━━ INPUT ━━

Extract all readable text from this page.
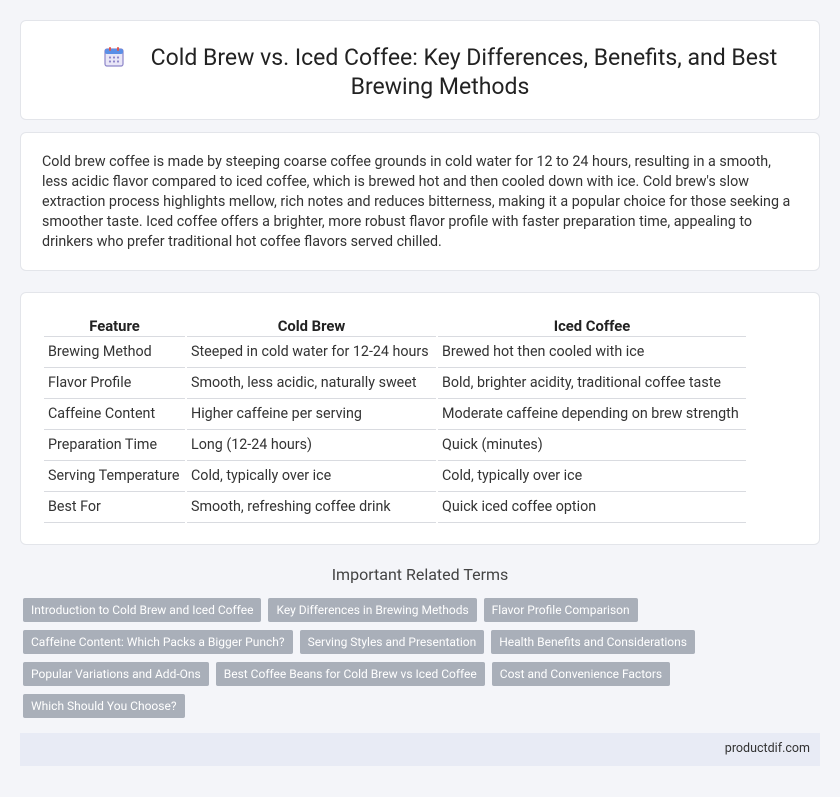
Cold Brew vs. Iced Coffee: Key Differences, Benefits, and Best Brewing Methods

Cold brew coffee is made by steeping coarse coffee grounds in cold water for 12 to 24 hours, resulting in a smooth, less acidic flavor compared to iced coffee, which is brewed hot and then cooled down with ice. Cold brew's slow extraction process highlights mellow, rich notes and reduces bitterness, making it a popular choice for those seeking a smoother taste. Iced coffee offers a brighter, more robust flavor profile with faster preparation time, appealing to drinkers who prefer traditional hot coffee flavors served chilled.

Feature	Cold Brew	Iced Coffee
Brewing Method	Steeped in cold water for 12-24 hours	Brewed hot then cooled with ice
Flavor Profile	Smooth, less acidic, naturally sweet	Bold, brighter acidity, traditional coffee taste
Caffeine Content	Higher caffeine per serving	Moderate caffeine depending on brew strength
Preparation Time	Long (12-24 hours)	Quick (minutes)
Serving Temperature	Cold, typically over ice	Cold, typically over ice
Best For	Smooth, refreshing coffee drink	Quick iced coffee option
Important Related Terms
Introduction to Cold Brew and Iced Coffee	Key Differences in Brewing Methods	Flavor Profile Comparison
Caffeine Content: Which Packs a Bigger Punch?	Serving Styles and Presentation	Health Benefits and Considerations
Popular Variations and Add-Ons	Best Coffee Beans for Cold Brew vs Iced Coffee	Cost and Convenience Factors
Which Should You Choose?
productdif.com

━━━

GOAL
Copy each line of the records that contains the word "Brewing".

RESULT OF THE EXERCISE
Cold Brew vs. Iced Coffee: Key Differences, Benefits, and Best Brewing Methods
Brewing Method	Steeped in cold water for 12-24 hours	Brewed hot then cooled with ice
Introduction to Cold Brew and Iced Coffee	Key Differences in Brewing Methods	Flavor Profile Comparison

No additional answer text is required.